[The request]: Transcribe the listing verbatim. Do not carry over any pictures.

Stored data entries:
---

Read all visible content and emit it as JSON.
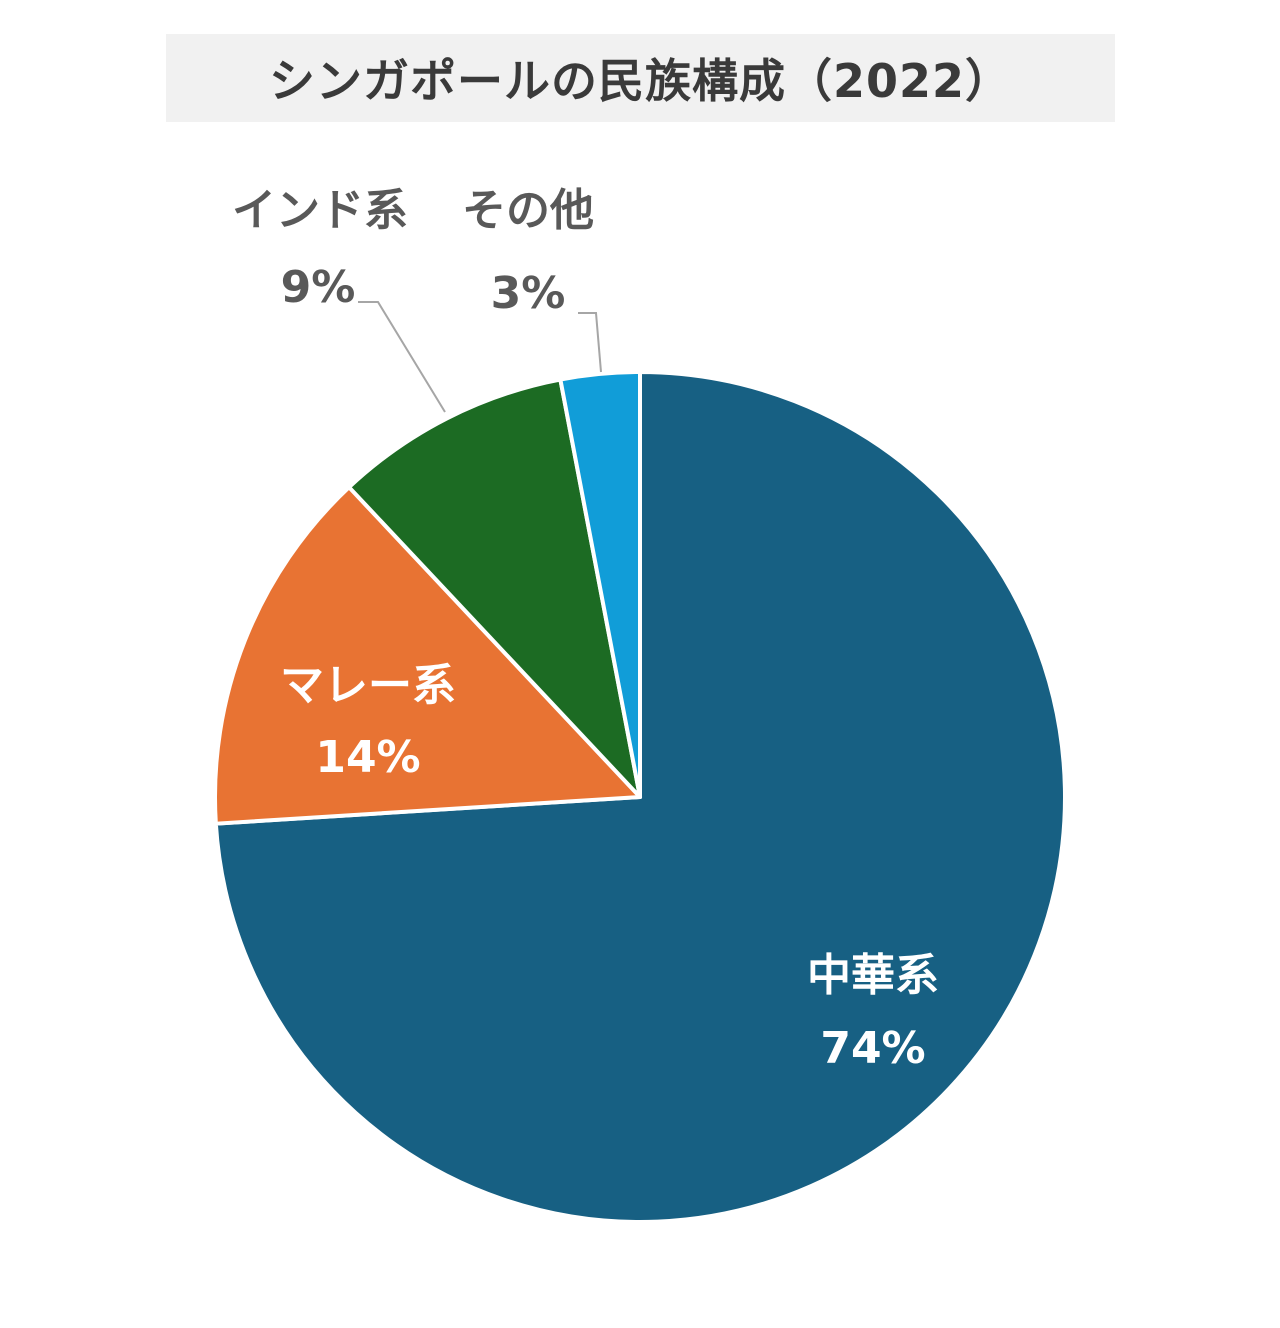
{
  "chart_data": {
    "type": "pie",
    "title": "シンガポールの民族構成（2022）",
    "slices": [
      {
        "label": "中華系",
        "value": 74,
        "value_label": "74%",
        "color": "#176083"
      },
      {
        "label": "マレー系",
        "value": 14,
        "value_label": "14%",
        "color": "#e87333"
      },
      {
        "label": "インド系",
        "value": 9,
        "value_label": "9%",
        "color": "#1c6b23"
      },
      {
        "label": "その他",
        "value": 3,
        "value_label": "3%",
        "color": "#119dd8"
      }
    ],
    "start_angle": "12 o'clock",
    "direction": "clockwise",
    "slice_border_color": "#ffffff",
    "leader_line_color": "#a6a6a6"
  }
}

---

[Answer in full]:
Read all visible content and emit it as JSON.
{
  "chart_data": {
    "type": "pie",
    "title": "シンガポールの民族構成（2022）",
    "slices": [
      {
        "label": "中華系",
        "value": 74,
        "value_label": "74%",
        "color": "#176083"
      },
      {
        "label": "マレー系",
        "value": 14,
        "value_label": "14%",
        "color": "#e87333"
      },
      {
        "label": "インド系",
        "value": 9,
        "value_label": "9%",
        "color": "#1c6b23"
      },
      {
        "label": "その他",
        "value": 3,
        "value_label": "3%",
        "color": "#119dd8"
      }
    ],
    "start_angle": "12 o'clock",
    "direction": "clockwise",
    "slice_border_color": "#ffffff",
    "leader_line_color": "#a6a6a6"
  }
}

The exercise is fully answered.